● Brief: Filter the records for "genome" and keep each line that has it.

● Data to use:
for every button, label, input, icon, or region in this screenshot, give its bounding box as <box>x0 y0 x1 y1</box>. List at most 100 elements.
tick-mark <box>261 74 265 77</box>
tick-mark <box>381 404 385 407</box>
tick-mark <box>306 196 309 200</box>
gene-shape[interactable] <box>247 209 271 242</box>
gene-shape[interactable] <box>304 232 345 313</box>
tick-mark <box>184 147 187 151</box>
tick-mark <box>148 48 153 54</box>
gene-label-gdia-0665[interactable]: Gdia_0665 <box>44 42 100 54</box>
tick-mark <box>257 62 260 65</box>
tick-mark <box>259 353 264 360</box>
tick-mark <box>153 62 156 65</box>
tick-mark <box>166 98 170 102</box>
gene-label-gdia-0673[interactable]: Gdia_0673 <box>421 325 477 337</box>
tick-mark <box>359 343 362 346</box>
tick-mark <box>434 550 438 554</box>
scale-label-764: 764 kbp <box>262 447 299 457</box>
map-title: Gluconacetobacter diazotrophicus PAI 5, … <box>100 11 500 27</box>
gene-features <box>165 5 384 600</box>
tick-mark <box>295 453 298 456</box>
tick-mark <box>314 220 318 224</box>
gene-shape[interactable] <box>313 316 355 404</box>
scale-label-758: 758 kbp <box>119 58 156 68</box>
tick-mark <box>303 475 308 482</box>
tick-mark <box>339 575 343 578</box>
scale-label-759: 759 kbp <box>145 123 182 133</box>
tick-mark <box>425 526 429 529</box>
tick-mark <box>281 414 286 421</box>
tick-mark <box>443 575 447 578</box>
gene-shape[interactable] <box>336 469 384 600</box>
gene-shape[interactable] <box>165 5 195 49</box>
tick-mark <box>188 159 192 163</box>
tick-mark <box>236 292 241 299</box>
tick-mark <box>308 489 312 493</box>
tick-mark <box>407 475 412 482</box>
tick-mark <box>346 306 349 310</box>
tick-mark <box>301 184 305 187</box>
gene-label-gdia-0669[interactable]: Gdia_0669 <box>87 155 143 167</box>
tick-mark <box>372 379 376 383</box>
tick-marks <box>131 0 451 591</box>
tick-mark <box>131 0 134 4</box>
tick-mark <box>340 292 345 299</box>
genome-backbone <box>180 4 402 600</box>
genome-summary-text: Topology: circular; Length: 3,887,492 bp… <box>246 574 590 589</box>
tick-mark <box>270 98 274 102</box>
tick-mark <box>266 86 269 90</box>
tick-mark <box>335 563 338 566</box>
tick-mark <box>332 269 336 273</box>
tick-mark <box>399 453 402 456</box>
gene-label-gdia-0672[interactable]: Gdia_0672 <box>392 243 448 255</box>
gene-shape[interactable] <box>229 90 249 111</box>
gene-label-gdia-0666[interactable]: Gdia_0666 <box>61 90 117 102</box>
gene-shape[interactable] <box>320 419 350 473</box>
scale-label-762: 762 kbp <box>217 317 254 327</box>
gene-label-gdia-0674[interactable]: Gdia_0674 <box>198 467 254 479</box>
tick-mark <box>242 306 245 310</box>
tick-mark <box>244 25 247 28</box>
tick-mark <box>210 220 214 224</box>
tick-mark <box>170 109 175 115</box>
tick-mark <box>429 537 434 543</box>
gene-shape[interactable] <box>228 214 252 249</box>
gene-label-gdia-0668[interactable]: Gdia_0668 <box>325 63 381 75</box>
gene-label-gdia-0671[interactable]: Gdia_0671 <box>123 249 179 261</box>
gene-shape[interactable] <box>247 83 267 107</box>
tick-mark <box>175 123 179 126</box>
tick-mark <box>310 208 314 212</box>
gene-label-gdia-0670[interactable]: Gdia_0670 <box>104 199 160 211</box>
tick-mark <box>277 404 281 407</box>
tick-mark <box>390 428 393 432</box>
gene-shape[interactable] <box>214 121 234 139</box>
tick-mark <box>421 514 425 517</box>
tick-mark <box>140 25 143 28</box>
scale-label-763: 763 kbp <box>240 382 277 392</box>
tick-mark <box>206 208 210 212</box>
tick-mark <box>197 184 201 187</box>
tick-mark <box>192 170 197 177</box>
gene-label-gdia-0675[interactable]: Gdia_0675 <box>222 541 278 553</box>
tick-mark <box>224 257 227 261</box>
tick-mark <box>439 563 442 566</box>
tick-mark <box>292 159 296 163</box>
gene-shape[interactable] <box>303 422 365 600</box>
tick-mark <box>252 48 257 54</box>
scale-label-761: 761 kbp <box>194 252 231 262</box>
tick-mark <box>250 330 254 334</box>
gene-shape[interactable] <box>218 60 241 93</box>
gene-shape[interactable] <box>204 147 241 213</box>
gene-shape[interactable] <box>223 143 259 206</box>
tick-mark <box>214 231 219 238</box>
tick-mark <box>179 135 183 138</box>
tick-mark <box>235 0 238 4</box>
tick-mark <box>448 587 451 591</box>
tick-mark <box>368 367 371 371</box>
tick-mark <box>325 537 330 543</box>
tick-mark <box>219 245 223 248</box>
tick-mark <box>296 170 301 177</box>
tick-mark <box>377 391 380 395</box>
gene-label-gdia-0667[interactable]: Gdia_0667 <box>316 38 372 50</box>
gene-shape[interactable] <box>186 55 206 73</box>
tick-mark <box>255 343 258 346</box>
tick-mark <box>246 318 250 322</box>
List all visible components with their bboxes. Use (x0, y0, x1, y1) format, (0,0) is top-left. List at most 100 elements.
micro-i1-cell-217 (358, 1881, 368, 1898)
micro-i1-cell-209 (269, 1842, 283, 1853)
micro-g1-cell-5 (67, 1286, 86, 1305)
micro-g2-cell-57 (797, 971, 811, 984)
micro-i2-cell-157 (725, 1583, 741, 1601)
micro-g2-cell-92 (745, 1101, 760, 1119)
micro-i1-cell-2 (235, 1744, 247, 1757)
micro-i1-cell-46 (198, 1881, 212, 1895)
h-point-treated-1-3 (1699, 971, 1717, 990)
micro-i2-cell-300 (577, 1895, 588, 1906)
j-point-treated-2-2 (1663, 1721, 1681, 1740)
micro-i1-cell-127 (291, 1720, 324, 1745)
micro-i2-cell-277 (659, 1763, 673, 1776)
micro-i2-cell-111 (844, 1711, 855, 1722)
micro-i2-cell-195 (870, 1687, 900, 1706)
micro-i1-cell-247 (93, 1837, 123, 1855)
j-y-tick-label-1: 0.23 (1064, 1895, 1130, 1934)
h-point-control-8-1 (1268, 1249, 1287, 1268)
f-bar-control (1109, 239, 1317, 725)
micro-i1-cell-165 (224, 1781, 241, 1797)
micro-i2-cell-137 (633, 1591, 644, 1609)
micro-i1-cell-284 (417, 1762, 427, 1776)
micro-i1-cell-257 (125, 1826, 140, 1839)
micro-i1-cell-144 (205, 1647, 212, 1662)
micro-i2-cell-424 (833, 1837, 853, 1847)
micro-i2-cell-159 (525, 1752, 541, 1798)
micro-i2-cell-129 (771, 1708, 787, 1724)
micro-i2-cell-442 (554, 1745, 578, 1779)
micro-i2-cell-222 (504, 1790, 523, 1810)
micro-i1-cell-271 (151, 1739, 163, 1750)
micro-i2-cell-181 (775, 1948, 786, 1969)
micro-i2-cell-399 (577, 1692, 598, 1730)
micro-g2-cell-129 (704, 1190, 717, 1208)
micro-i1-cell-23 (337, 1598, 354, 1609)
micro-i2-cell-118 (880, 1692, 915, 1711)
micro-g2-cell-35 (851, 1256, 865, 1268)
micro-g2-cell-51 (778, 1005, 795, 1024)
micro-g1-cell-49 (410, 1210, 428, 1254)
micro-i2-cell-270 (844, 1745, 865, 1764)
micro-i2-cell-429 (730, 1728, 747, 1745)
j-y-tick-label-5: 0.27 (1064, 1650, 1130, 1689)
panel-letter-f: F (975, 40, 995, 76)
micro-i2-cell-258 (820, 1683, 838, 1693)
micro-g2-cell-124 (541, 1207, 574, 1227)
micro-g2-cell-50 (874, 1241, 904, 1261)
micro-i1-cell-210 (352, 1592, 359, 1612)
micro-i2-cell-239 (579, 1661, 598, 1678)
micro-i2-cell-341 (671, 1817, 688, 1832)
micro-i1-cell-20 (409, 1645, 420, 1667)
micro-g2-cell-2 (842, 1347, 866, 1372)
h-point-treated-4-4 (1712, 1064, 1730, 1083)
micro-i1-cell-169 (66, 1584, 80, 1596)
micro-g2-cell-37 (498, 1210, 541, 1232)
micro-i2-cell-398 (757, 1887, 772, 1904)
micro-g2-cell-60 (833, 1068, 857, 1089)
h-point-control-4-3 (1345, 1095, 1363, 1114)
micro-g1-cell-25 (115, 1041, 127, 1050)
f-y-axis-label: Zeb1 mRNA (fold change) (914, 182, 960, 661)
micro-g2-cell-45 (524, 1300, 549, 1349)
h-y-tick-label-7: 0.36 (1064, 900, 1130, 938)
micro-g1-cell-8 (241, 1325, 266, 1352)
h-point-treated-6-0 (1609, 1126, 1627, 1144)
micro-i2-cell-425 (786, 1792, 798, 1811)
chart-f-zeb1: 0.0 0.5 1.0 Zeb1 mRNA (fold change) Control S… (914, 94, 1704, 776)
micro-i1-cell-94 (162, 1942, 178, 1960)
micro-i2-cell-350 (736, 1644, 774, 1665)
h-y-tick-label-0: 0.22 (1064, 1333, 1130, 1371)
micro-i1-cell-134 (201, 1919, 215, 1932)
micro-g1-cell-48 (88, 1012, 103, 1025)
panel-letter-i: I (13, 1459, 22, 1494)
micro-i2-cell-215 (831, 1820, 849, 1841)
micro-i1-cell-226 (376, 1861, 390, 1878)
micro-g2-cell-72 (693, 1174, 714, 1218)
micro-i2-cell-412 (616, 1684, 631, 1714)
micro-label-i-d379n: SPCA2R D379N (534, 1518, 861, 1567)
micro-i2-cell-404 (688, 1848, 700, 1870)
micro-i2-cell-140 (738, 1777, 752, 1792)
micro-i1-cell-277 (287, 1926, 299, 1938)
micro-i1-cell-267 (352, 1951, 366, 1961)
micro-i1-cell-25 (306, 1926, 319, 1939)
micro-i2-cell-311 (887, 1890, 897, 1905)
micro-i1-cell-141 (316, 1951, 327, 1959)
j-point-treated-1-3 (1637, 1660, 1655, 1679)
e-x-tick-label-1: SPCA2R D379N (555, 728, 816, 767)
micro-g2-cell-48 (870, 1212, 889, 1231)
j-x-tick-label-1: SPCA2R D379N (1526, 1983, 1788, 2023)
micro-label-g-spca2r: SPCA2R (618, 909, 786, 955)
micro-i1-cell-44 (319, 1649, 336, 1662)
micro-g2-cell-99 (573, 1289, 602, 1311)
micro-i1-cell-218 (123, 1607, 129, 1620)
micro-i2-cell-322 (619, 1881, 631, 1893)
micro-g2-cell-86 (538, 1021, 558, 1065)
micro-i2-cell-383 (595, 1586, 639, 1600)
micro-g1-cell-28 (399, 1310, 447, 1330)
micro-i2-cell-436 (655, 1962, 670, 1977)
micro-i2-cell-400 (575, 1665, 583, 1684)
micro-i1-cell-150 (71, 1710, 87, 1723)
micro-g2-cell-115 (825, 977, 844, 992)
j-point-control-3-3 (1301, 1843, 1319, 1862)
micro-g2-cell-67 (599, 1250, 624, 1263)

● Final answer:
genome-backbone <box>180 4 402 600</box>
genome-summary-text: Topology: circular; Length: 3,887,492 bp… <box>246 574 590 589</box>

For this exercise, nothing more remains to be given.